**Requirement:** Copy out each line featuring the string "energia" from the entries beneath.

Stored dataset items:
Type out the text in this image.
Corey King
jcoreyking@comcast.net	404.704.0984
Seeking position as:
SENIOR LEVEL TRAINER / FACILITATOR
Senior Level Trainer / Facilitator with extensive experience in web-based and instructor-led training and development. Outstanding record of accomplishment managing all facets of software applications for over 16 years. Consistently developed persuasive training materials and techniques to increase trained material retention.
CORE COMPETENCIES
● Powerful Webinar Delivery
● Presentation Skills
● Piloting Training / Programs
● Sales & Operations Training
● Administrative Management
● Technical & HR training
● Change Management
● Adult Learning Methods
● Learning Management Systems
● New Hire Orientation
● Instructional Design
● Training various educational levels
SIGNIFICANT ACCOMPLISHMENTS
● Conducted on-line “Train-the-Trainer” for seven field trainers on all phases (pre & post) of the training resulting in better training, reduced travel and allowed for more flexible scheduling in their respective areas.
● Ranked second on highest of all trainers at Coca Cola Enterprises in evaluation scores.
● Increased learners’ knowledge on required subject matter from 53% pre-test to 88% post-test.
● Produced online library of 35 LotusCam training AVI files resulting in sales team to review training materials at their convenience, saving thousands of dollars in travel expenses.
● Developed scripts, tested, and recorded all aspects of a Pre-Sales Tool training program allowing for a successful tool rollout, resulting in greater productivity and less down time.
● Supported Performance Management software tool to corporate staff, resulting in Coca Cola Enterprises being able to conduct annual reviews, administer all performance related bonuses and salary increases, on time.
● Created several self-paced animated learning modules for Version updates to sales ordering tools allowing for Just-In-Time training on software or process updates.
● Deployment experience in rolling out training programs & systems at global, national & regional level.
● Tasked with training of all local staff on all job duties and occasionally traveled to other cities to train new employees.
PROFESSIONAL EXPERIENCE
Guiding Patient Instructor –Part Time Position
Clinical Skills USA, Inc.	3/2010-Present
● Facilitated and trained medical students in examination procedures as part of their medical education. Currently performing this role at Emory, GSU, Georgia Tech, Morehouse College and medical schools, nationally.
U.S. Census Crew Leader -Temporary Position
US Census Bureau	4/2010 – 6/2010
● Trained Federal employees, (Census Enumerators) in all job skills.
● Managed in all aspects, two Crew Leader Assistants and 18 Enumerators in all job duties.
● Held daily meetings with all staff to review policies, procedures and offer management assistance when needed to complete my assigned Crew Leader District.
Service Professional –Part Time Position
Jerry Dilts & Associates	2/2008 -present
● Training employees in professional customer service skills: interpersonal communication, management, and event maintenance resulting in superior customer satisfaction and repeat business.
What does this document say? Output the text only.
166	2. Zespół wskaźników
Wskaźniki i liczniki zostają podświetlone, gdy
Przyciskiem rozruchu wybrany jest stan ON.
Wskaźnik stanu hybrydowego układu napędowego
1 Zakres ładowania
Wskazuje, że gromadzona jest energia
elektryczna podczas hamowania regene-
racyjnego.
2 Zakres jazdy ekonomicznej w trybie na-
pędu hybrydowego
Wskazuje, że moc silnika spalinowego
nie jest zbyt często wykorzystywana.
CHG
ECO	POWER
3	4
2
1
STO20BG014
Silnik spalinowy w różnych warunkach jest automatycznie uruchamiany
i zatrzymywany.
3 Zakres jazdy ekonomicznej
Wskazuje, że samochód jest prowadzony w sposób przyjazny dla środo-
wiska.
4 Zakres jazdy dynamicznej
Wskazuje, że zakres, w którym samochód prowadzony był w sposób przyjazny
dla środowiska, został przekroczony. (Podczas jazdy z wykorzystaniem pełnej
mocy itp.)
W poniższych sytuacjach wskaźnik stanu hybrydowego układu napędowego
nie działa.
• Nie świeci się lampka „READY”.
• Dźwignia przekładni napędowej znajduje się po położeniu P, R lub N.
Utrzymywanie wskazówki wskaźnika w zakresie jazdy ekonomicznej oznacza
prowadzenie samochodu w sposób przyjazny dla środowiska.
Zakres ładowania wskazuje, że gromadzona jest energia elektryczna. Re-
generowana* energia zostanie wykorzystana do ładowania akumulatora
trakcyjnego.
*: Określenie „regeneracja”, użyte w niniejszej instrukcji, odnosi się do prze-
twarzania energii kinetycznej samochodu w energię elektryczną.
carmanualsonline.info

**Correct result:**
Wskazuje, że gromadzona jest energia
Zakres ładowania wskazuje, że gromadzona jest energia elektryczna. Re-
generowana* energia zostanie wykorzystana do ładowania akumulatora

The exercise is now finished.